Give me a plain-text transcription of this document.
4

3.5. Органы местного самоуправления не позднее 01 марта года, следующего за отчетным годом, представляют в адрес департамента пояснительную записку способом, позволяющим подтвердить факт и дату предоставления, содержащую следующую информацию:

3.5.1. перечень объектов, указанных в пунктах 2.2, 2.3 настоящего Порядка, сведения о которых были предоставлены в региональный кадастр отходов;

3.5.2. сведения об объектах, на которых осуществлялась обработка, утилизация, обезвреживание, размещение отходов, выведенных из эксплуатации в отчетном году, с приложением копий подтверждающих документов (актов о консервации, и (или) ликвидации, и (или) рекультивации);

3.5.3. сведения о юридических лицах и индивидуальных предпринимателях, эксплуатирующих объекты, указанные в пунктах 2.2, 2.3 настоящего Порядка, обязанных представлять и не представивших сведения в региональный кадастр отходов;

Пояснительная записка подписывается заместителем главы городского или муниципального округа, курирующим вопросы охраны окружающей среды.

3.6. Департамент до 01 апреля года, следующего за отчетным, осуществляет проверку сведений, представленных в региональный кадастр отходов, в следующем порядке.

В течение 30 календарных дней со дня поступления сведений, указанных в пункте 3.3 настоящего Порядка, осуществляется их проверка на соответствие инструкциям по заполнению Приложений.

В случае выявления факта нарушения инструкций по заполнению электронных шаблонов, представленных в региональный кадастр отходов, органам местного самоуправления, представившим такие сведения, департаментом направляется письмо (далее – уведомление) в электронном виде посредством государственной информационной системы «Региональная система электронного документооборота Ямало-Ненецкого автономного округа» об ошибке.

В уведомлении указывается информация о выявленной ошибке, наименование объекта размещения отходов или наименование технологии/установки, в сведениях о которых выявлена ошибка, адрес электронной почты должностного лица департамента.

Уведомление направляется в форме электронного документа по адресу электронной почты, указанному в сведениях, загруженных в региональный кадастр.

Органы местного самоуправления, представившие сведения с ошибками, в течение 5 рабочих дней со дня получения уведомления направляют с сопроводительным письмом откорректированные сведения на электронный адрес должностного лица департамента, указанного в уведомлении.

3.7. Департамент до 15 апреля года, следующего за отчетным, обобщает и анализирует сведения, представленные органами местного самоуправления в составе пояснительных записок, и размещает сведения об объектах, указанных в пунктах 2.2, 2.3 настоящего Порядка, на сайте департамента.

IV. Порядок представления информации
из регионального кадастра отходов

## PROMPT
From the entries above, return each line with the word "сведениях" in it.

## EXERCISE ANSWER
В уведомлении указывается информация о выявленной ошибке, наименование объекта размещения отходов или наименование технологии/установки, в сведениях о которых выявлена ошибка, адрес электронной почты должностного лица департамента.
Уведомление направляется в форме электронного документа по адресу электронной почты, указанному в сведениях, загруженных в региональный кадастр.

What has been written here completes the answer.